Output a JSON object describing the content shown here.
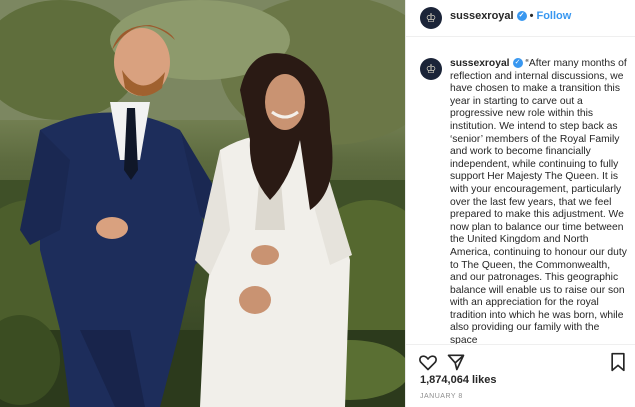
{
  "post": {
    "username": "sussexroyal",
    "follow_label": "Follow",
    "separator": "•",
    "avatar_glyph": "♔",
    "caption": "“After many months of reflection and internal discussions, we have chosen to make a transition this year in starting to carve out a progressive new role within this institution. We intend to step back as ‘senior’ members of the Royal Family and work to become financially independent, while continuing to fully support Her Majesty The Queen. It is with your encouragement, particularly over the last few years, that we feel prepared to make this adjustment. We now plan to balance our time between the United Kingdom and North America, continuing to honour our duty to The Queen, the Commonwealth, and our patronages. This geographic balance will enable us to raise our son with an appreciation for the royal tradition into which he was born, while also providing our family with the space",
    "likes": "1,874,064 likes",
    "date": "JANUARY 8"
  },
  "icons": {
    "verified": "verified-badge-icon",
    "like": "heart-icon",
    "share": "paper-plane-icon",
    "save": "bookmark-icon"
  },
  "colors": {
    "accent": "#3897f0",
    "text": "#262626",
    "muted": "#8e8e8e"
  }
}
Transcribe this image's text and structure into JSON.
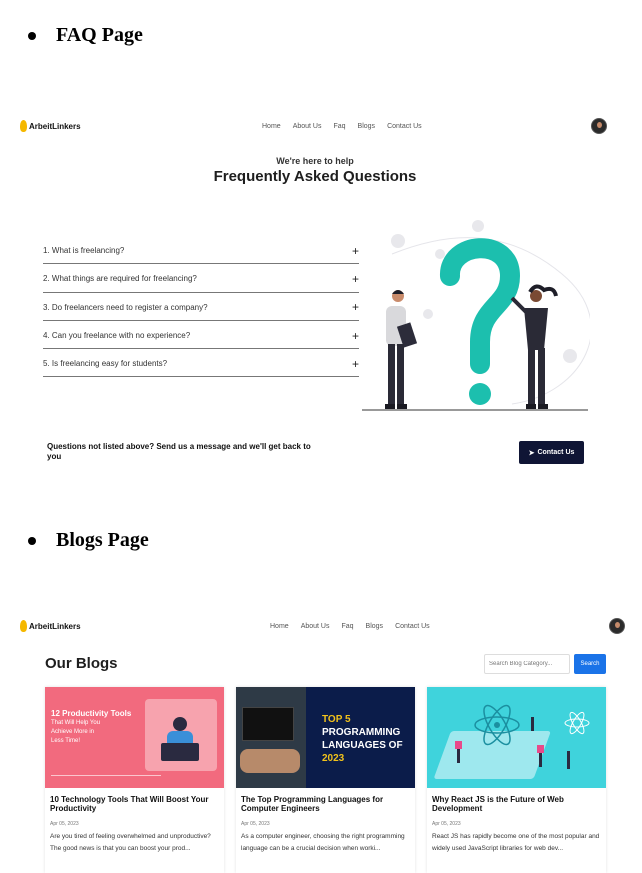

☆ ☆ ☆ ☆

- What the exercise asks -
Quote every line of the records above exactly; no picture is to be copied.

- Solution below -
Output a JSON object describing the content shown here.
{
  "post": {
    "username": "sussexroyal",
    "follow_label": "Follow",
    "separator": "•",
    "avatar_glyph": "♔",
    "caption": "“After many months of reflection and internal discussions, we have chosen to make a transition this year in starting to carve out a progressive new role within this institution. We intend to step back as ‘senior’ members of the Royal Family and work to become financially independent, while continuing to fully support Her Majesty The Queen. It is with your encouragement, particularly over the last few years, that we feel prepared to make this adjustment. We now plan to balance our time between the United Kingdom and North America, continuing to honour our duty to The Queen, the Commonwealth, and our patronages. This geographic balance will enable us to raise our son with an appreciation for the royal tradition into which he was born, while also providing our family with the space",
    "likes": "1,874,064 likes",
    "date": "JANUARY 8"
  },
  "icons": {
    "verified": "verified-badge-icon",
    "like": "heart-icon",
    "share": "paper-plane-icon",
    "save": "bookmark-icon"
  },
  "colors": {
    "accent": "#3897f0",
    "text": "#262626",
    "muted": "#8e8e8e"
  }
}
Transcribe this image's text and structure into JSON.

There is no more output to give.